Hunt for the word "cells" across the entries below, copying each line that holds it.

Records from a collection of figures:
────────────────────────────────────────
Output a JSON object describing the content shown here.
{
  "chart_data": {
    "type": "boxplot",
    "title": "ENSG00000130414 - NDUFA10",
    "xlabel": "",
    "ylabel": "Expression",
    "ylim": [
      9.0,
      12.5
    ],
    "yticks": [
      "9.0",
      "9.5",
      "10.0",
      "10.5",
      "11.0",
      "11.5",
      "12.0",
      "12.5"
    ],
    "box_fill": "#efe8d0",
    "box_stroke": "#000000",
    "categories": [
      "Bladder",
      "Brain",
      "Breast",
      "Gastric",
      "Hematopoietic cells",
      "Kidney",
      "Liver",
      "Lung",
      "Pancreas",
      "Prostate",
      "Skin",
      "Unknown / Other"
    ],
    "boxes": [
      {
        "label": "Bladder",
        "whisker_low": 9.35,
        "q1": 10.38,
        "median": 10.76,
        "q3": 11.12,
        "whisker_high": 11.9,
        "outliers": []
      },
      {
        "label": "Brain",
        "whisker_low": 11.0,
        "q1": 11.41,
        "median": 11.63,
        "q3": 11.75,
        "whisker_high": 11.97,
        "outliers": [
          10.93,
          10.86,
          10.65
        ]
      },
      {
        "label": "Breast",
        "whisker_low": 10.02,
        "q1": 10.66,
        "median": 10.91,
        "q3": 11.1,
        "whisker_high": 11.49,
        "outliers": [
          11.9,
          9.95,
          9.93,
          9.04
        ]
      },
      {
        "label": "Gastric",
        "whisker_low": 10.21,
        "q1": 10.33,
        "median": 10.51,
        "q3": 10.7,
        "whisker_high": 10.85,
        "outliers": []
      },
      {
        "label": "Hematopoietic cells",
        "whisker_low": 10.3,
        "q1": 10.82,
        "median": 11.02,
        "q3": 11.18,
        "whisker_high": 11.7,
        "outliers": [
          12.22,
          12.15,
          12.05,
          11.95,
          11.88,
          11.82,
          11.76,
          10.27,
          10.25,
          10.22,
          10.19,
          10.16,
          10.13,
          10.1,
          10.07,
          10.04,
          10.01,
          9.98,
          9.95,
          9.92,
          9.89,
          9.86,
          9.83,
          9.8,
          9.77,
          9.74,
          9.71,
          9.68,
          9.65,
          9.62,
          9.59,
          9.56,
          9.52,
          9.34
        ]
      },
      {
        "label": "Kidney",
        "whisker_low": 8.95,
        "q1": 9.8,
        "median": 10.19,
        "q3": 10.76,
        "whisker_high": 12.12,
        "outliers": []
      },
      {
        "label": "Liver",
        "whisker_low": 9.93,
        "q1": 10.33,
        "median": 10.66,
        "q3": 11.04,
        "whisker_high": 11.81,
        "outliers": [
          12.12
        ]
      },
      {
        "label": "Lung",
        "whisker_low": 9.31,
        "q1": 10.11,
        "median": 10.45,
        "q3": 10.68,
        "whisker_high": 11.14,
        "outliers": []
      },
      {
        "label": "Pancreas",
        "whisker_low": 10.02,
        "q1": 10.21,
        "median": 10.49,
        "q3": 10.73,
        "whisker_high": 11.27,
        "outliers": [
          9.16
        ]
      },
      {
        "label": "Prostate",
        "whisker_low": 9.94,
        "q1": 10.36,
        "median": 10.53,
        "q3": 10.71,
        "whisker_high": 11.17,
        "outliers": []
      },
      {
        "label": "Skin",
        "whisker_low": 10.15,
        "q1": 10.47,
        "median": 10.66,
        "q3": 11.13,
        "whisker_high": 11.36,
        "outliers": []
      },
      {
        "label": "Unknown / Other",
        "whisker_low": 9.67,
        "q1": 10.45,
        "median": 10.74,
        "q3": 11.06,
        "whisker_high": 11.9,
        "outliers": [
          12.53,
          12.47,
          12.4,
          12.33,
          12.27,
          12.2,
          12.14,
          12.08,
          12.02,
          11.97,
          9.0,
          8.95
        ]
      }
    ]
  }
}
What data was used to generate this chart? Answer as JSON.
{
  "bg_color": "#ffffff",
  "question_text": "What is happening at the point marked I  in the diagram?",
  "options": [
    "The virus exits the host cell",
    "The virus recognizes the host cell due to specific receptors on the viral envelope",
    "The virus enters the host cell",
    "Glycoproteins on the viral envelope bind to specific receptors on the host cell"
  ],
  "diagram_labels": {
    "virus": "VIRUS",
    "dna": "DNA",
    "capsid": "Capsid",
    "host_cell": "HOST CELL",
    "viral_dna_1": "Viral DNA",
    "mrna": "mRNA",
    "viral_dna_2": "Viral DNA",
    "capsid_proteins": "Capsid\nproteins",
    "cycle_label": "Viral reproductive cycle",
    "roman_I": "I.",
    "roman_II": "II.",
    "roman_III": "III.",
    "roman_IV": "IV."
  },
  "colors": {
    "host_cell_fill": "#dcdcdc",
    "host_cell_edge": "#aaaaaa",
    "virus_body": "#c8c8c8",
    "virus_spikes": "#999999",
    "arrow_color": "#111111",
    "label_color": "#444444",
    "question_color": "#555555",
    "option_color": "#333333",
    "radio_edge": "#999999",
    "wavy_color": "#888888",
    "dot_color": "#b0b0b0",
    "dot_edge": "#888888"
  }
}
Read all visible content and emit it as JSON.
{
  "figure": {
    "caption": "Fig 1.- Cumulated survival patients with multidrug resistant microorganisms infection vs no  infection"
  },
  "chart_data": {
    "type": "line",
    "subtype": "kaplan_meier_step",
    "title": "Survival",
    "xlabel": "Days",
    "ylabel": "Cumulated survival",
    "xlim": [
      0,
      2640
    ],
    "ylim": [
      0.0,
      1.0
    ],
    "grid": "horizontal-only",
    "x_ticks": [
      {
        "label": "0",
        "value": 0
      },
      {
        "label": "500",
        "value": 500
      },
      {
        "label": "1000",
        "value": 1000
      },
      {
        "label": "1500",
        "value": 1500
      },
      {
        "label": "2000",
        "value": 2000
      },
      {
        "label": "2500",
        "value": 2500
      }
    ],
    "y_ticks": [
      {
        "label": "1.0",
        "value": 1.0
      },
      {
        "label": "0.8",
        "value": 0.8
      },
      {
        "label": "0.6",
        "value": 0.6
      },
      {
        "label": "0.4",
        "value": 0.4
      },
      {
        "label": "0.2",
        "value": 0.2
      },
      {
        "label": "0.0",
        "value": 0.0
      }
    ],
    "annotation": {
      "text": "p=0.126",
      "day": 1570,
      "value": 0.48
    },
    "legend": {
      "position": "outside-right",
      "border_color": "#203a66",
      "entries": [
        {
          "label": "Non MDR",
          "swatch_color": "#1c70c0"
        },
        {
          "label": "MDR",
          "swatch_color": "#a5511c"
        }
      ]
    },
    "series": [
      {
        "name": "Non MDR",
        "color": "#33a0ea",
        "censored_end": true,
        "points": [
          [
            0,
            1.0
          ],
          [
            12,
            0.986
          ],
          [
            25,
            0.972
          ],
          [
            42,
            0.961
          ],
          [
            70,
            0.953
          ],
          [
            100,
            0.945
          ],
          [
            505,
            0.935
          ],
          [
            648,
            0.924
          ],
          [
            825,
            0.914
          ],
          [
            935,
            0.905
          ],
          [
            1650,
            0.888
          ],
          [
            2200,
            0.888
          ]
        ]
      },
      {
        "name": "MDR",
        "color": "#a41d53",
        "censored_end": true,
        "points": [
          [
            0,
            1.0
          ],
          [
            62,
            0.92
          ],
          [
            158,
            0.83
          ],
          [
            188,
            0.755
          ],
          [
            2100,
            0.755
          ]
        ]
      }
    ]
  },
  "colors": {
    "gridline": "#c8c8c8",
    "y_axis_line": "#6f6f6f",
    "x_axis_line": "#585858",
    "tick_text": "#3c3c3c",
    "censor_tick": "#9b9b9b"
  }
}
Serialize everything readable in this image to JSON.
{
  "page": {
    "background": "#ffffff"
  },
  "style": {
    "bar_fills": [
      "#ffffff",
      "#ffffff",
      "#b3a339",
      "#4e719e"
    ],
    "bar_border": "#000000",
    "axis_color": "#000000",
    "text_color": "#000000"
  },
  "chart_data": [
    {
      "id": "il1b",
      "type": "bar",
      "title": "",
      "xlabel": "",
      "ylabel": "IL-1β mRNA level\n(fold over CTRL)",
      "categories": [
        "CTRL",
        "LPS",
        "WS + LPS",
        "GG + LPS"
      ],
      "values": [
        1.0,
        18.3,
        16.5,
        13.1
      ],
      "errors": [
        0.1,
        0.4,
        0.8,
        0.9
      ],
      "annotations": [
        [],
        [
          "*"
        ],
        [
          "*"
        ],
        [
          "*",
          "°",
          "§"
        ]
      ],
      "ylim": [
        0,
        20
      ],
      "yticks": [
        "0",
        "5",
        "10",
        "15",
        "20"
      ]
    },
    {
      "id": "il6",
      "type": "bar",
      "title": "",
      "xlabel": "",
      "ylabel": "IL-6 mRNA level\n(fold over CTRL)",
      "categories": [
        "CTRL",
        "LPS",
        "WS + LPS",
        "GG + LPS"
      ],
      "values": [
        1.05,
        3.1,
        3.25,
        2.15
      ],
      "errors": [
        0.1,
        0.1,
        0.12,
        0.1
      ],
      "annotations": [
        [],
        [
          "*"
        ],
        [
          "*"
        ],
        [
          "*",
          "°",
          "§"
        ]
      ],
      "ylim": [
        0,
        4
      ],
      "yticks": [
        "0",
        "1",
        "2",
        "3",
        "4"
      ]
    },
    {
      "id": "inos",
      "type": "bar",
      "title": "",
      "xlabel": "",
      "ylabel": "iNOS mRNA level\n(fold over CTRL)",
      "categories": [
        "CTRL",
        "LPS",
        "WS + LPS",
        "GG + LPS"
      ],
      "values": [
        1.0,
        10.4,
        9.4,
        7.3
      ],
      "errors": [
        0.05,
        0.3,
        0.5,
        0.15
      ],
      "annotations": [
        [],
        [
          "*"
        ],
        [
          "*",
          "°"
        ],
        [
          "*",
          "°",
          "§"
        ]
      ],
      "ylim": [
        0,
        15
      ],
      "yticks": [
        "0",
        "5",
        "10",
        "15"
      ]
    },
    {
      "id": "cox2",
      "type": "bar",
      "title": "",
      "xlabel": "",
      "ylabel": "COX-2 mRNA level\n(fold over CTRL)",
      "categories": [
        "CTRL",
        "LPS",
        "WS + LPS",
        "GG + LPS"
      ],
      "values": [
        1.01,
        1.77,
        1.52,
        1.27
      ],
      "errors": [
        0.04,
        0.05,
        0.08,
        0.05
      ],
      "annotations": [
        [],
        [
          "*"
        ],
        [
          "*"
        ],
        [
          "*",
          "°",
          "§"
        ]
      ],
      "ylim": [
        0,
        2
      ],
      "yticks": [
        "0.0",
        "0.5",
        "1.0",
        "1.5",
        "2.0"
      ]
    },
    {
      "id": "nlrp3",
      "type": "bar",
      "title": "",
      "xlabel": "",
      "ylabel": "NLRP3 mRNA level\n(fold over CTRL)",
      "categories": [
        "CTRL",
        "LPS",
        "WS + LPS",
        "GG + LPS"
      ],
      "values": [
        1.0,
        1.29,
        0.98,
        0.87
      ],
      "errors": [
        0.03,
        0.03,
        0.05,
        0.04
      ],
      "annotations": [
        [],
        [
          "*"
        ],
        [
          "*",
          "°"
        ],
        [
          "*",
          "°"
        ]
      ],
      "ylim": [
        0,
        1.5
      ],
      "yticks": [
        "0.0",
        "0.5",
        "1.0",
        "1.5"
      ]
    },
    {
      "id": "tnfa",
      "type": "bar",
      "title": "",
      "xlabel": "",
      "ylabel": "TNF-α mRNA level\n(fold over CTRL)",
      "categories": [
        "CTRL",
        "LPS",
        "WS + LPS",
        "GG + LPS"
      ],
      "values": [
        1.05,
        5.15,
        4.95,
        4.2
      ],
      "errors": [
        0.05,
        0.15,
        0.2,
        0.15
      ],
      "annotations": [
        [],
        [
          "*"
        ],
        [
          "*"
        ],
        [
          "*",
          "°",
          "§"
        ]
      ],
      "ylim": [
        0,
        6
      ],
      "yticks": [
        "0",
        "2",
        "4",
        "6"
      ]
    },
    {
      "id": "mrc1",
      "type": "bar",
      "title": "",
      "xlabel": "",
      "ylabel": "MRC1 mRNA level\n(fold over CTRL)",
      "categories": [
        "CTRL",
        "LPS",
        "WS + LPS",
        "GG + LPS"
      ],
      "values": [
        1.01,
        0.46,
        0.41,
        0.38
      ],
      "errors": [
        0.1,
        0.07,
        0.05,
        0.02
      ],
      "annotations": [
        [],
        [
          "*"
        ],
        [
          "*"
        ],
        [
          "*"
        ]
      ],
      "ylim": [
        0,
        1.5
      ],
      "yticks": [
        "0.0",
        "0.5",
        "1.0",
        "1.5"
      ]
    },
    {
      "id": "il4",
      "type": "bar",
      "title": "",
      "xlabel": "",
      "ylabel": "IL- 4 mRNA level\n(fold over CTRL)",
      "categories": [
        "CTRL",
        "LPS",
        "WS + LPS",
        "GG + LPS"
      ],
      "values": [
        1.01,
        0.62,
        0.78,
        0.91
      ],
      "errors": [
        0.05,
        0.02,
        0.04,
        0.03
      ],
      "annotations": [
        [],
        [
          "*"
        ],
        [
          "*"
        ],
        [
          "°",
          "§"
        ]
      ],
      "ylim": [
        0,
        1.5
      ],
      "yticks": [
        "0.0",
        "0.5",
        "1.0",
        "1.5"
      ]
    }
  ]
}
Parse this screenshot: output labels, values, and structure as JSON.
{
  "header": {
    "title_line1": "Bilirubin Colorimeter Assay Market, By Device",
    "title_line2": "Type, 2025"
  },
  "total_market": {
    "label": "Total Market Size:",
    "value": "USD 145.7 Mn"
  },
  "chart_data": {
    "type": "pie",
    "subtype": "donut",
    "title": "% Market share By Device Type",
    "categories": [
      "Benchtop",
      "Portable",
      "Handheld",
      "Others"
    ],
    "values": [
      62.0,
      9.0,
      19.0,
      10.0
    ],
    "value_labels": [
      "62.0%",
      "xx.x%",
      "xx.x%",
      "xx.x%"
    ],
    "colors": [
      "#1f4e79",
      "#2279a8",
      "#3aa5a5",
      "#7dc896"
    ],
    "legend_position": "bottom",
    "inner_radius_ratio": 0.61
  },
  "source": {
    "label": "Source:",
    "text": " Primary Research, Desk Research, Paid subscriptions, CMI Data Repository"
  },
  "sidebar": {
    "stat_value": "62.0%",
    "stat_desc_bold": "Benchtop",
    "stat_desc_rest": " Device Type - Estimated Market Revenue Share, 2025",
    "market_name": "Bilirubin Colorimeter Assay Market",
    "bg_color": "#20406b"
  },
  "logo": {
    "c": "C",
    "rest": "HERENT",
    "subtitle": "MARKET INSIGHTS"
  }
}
────────────────────────────────────────
Exercise result:
      "Hematopoietic cells",
        "label": "Hematopoietic cells",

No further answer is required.